> Task
Here are records with pictures in them. Copy all of them exactly and leave the pictures out.

> Supplied data
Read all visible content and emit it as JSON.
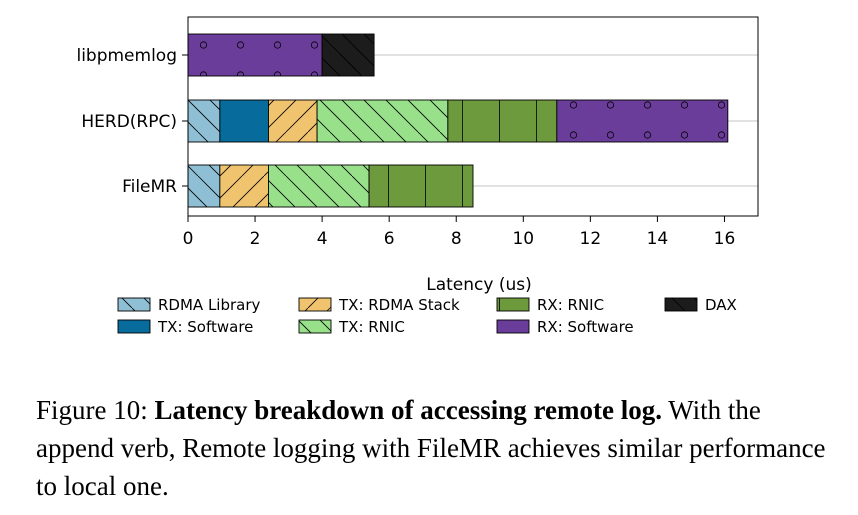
{
  "chart_data": {
    "type": "bar",
    "orientation": "horizontal",
    "stacked": true,
    "xlabel": "Latency (us)",
    "xlim": [
      0,
      17
    ],
    "xticks": [
      0,
      2,
      4,
      6,
      8,
      10,
      12,
      14,
      16
    ],
    "grid": "x-gridlines-horizontal",
    "categories": [
      "libpmemlog",
      "HERD(RPC)",
      "FileMR"
    ],
    "legend_position": "bottom",
    "series": [
      {
        "name": "RDMA Library",
        "color": "#8fbfd4",
        "hatch": "backslash",
        "values": [
          0,
          0.95,
          0.95
        ]
      },
      {
        "name": "TX: Software",
        "color": "#076b9c",
        "hatch": "none",
        "values": [
          0,
          1.45,
          0
        ]
      },
      {
        "name": "TX: RDMA Stack",
        "color": "#f0c36e",
        "hatch": "slash",
        "values": [
          0,
          1.45,
          1.45
        ]
      },
      {
        "name": "TX: RNIC",
        "color": "#98e08a",
        "hatch": "backslash",
        "values": [
          0,
          3.9,
          3.0
        ]
      },
      {
        "name": "RX: RNIC",
        "color": "#6d9a3c",
        "hatch": "vertical",
        "values": [
          0,
          3.25,
          3.1
        ]
      },
      {
        "name": "RX: Software",
        "color": "#6a3d9a",
        "hatch": "circles",
        "values": [
          4.0,
          5.1,
          0
        ]
      },
      {
        "name": "DAX",
        "color": "#1c1c1c",
        "hatch": "backslash",
        "values": [
          1.55,
          0,
          0
        ]
      }
    ]
  },
  "caption": {
    "label": "Figure 10:",
    "title": "Latency breakdown of accessing remote log.",
    "text": "With the append verb, Remote logging with FileMR achieves similar performance to local one."
  }
}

> Output for this exercise
Read all visible content and emit it as JSON.
{
  "chart_data": {
    "type": "bar",
    "orientation": "horizontal",
    "stacked": true,
    "xlabel": "Latency (us)",
    "xlim": [
      0,
      17
    ],
    "xticks": [
      0,
      2,
      4,
      6,
      8,
      10,
      12,
      14,
      16
    ],
    "grid": "x-gridlines-horizontal",
    "categories": [
      "libpmemlog",
      "HERD(RPC)",
      "FileMR"
    ],
    "legend_position": "bottom",
    "series": [
      {
        "name": "RDMA Library",
        "color": "#8fbfd4",
        "hatch": "backslash",
        "values": [
          0,
          0.95,
          0.95
        ]
      },
      {
        "name": "TX: Software",
        "color": "#076b9c",
        "hatch": "none",
        "values": [
          0,
          1.45,
          0
        ]
      },
      {
        "name": "TX: RDMA Stack",
        "color": "#f0c36e",
        "hatch": "slash",
        "values": [
          0,
          1.45,
          1.45
        ]
      },
      {
        "name": "TX: RNIC",
        "color": "#98e08a",
        "hatch": "backslash",
        "values": [
          0,
          3.9,
          3.0
        ]
      },
      {
        "name": "RX: RNIC",
        "color": "#6d9a3c",
        "hatch": "vertical",
        "values": [
          0,
          3.25,
          3.1
        ]
      },
      {
        "name": "RX: Software",
        "color": "#6a3d9a",
        "hatch": "circles",
        "values": [
          4.0,
          5.1,
          0
        ]
      },
      {
        "name": "DAX",
        "color": "#1c1c1c",
        "hatch": "backslash",
        "values": [
          1.55,
          0,
          0
        ]
      }
    ]
  },
  "caption": {
    "label": "Figure 10:",
    "title": "Latency breakdown of accessing remote log.",
    "text": "With the append verb, Remote logging with FileMR achieves similar performance to local one."
  }
}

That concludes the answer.